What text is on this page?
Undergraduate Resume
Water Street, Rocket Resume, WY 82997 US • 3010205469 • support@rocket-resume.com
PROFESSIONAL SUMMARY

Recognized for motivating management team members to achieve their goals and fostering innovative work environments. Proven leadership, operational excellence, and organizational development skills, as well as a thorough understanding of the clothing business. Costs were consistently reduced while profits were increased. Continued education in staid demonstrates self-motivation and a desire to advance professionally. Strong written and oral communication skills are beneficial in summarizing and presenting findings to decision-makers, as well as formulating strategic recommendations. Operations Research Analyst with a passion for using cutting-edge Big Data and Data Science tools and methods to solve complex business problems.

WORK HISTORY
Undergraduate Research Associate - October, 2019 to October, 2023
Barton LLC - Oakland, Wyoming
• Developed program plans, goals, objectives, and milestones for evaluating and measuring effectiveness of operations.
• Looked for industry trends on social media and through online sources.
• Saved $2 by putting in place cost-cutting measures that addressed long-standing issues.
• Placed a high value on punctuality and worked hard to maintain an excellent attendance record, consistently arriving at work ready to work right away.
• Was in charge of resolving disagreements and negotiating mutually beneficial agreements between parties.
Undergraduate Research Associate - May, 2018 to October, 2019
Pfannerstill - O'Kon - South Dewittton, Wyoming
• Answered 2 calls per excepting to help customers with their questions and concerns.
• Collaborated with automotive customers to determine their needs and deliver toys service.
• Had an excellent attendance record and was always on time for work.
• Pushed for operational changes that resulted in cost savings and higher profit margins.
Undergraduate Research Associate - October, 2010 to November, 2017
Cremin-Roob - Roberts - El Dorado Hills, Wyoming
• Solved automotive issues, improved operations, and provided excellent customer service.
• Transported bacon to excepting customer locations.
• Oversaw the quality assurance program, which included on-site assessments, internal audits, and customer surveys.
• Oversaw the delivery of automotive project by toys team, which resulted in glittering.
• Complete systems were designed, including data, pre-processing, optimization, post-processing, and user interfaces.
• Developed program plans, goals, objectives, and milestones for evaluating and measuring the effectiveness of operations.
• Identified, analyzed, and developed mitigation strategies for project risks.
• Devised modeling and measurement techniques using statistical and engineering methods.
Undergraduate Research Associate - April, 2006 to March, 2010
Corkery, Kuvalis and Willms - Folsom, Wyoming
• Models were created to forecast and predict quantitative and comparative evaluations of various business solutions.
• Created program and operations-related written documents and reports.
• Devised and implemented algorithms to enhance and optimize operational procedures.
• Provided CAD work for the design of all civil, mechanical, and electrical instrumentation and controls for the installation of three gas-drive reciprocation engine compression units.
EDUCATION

_____

Give back all the records exactly as they stand.

TASK ANSWER |
What text is on this page?
Undergraduate Resume
Water Street, Rocket Resume, WY 82997 US • 3010205469 • support@rocket-resume.com
PROFESSIONAL SUMMARY

Recognized for motivating management team members to achieve their goals and fostering innovative work environments. Proven leadership, operational excellence, and organizational development skills, as well as a thorough understanding of the clothing business. Costs were consistently reduced while profits were increased. Continued education in staid demonstrates self-motivation and a desire to advance professionally. Strong written and oral communication skills are beneficial in summarizing and presenting findings to decision-makers, as well as formulating strategic recommendations. Operations Research Analyst with a passion for using cutting-edge Big Data and Data Science tools and methods to solve complex business problems.

WORK HISTORY
Undergraduate Research Associate - October, 2019 to October, 2023
Barton LLC - Oakland, Wyoming
• Developed program plans, goals, objectives, and milestones for evaluating and measuring effectiveness of operations.
• Looked for industry trends on social media and through online sources.
• Saved $2 by putting in place cost-cutting measures that addressed long-standing issues.
• Placed a high value on punctuality and worked hard to maintain an excellent attendance record, consistently arriving at work ready to work right away.
• Was in charge of resolving disagreements and negotiating mutually beneficial agreements between parties.
Undergraduate Research Associate - May, 2018 to October, 2019
Pfannerstill - O'Kon - South Dewittton, Wyoming
• Answered 2 calls per excepting to help customers with their questions and concerns.
• Collaborated with automotive customers to determine their needs and deliver toys service.
• Had an excellent attendance record and was always on time for work.
• Pushed for operational changes that resulted in cost savings and higher profit margins.
Undergraduate Research Associate - October, 2010 to November, 2017
Cremin-Roob - Roberts - El Dorado Hills, Wyoming
• Solved automotive issues, improved operations, and provided excellent customer service.
• Transported bacon to excepting customer locations.
• Oversaw the quality assurance program, which included on-site assessments, internal audits, and customer surveys.
• Oversaw the delivery of automotive project by toys team, which resulted in glittering.
• Complete systems were designed, including data, pre-processing, optimization, post-processing, and user interfaces.
• Developed program plans, goals, objectives, and milestones for evaluating and measuring the effectiveness of operations.
• Identified, analyzed, and developed mitigation strategies for project risks.
• Devised modeling and measurement techniques using statistical and engineering methods.
Undergraduate Research Associate - April, 2006 to March, 2010
Corkery, Kuvalis and Willms - Folsom, Wyoming
• Models were created to forecast and predict quantitative and comparative evaluations of various business solutions.
• Created program and operations-related written documents and reports.
• Devised and implemented algorithms to enhance and optimize operational procedures.
• Provided CAD work for the design of all civil, mechanical, and electrical instrumentation and controls for the installation of three gas-drive reciprocation engine compression units.
EDUCATION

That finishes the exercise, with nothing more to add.